=== Records to use ===

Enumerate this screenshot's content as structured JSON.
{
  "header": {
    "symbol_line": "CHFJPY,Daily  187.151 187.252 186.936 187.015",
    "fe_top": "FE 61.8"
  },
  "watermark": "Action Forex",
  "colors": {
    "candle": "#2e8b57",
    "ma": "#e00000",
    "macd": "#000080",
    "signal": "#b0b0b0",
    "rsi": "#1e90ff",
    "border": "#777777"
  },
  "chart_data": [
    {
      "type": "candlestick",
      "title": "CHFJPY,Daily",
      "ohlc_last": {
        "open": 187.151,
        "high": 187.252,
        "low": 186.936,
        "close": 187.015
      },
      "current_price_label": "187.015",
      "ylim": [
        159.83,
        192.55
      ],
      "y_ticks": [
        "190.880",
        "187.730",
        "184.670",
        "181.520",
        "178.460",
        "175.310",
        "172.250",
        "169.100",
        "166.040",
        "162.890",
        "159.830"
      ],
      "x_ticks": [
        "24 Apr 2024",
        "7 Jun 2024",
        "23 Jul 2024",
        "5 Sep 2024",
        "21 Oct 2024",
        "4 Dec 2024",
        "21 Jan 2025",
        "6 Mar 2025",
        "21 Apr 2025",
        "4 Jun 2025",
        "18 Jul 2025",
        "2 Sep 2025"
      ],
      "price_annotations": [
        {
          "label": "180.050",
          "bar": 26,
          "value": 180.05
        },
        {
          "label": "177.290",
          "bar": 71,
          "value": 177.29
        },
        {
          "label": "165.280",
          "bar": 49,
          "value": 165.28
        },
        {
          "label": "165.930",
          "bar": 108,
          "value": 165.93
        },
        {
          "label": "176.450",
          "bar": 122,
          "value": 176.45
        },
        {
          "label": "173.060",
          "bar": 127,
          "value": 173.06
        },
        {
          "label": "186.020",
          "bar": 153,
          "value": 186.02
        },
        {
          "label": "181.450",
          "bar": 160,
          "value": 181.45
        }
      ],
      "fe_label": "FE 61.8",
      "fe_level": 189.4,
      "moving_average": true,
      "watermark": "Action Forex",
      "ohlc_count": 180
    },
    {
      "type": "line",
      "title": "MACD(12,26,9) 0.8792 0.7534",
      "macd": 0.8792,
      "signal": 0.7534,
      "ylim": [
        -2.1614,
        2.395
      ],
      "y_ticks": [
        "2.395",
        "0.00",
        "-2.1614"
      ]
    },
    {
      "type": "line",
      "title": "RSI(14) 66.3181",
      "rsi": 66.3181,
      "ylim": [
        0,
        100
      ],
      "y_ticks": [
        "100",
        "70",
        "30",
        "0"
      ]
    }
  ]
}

===

Task directions: Look through the entries above and report each line where the string "Forex" occurs.

Exercise output:
  "watermark": "Action Forex",
      "watermark": "Action Forex",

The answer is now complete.